─── Texto do documento ───
Ao cruzar o limite de 100 mil mortos por covid-19, conforme dados do Ministério da Saúde divulgados neste sábado (8), o Brasil se tornou o segundo país no mundo a superar essa cifra, ao lado dos Estados Unidos. A marca melancólica foi atingida principalmente à custa da vida de homens, idosos e negros — vítimas mais frequentes da pandemia conforme os registros detalhados das notificações.
O tamanho da população brasileira, superior a 210 milhões de pessoas, ajuda a explicar a vice-liderança planetária em número absoluto de óbitos, mas não é suficiente pra esconder o fracasso nacional em reduzir o impacto do coronavírus de Norte a Sul.
Quando se analisa a taxa de mortes por habitantes, o país também ocupa uma posição negativa de destaque: nos últimos dias, superou a França e passou a ocupar o nono lugar no ranking internacional de óbitos por habitante, com cerca de 47 vítimas por 100 mil pessoas.
— Essa era uma situação potencialmente evitável. Não é fácil, mas discordo da visão determinística de que não havia o que fazer como nação diante dessa pandemia. Muitos países conseguiram minimizar os dados do coronavírus. Não é o que ocorreu no Brasil — lamenta o professor de Infectologia da Universidade Federal do Rio Grande do Sul (UFRGS) Alexandre Zavascki.
O impacto da incapacidade de prefeitos, governadores e presidente para frear o avanço do novo vírus não foi sentido de maneira uniforme por toda a sociedade. Os microdados mais recentes do sistema nacional de monitoramento de doenças respiratórias (Sivep-Gripe), atualizados até 3 de agosto, demonstram que pessoas do sexo masculino, idosos e pretos ou pardos foram os mais castigados pela pandemia no país.
O sexo masculino, a exemplo do que também foi verificado em outros países, representa quase 60% dos mortos, enquanto os idosos somam mais de 70%. Fatores biológicos ainda em estudo ajudam a explicar esses percentuais, mas os registros do Sivep-Gripe também sugerem que características sociais alteram o risco a que os brasileiros estão submetidos diante da pandemia.
─── Material de origem ───
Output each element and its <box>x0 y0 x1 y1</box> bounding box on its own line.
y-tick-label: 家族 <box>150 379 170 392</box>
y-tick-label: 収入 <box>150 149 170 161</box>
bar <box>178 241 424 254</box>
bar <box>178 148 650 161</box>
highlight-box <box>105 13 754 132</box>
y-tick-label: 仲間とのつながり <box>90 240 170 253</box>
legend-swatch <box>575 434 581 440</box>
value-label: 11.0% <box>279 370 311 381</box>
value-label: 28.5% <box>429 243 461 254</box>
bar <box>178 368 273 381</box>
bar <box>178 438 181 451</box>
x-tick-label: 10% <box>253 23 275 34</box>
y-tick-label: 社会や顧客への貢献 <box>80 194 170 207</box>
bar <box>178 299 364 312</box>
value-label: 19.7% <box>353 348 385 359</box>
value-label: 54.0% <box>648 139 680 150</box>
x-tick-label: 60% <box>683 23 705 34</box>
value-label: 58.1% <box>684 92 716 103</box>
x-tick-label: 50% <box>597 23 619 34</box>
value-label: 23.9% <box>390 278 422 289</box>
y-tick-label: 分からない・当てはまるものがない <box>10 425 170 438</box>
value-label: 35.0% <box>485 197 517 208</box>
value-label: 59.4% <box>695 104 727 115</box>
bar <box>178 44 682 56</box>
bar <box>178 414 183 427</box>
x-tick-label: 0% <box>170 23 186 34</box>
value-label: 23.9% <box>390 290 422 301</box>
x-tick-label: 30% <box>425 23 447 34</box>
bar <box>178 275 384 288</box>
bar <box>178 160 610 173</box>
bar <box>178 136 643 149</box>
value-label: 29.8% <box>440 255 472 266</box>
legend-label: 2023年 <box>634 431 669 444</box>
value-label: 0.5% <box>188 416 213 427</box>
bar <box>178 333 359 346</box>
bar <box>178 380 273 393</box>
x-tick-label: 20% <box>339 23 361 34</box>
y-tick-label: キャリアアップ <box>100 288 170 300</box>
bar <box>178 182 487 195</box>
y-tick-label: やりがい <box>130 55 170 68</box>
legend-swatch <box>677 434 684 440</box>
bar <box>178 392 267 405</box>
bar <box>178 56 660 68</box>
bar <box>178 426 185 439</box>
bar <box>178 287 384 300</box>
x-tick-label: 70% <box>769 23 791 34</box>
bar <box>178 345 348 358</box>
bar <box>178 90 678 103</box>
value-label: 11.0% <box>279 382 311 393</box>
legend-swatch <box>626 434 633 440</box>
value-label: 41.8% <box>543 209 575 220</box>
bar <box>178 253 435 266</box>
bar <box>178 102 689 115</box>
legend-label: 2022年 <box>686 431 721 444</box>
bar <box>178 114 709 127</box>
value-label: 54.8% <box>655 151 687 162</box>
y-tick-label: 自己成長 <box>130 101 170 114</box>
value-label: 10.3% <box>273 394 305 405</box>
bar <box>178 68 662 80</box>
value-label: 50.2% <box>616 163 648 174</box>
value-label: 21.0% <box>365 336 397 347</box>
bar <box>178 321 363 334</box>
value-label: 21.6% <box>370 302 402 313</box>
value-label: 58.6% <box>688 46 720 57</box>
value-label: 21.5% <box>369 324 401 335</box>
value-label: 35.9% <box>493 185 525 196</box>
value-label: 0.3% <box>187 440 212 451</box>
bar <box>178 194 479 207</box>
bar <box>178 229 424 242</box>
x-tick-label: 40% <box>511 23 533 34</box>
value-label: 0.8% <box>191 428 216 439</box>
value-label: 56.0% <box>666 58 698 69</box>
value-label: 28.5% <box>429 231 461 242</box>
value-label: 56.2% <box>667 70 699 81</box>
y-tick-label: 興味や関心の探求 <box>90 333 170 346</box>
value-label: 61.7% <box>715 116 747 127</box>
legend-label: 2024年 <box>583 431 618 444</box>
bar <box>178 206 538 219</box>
───
▶ **Requisitos da tarefa**
Retome a reportagem sobre os 100 mil mortos por covid-19 no Brasil logo após o último parágrafo apresentado.

▶ **Resposta do exercício**
Pretos e pardos representam cerca de 56% da população brasileira, mas somam 58% dos mortos que tiveram a etnia especificada na ficha de atendimento. O efeito da desigualdade social é visível ainda por outro critério. Pretos e pardos somam 36,7% de todos os infectados quando se incluem na conta os sobreviventes e aqueles que não tiveram raça determinada nos registros, mas 40% das notificações de óbito por esse viés ampliado.
Isso significa que essa parcela da população, associada a uma renda média mais baixa e mais dificuldade de acesso aos serviços de saúde do que os brancos, morre em proporção maior do que o seu nível de infecção. Com os brancos, é o contrário: representam 29,7% de todos os contaminados (incluindo quem não teve indicação de etnia), mas 27,9% dos mortos.
O infectologista Ronaldo Hallal, consultor do Comitê Covid-19 da Sociedade Rio-Grandense de Infectologia, não enxerga uma reversão do cenário atual para breve:
— Estamos com uma estabilidade (no registro de novas mortes) em alto patamar, em que o Norte e o Nordeste foram trocados pelo Sudeste e pelo Sul (como epicentros nacionais da doença). Deveremos ter uma expansão maior das mortes em razão disso.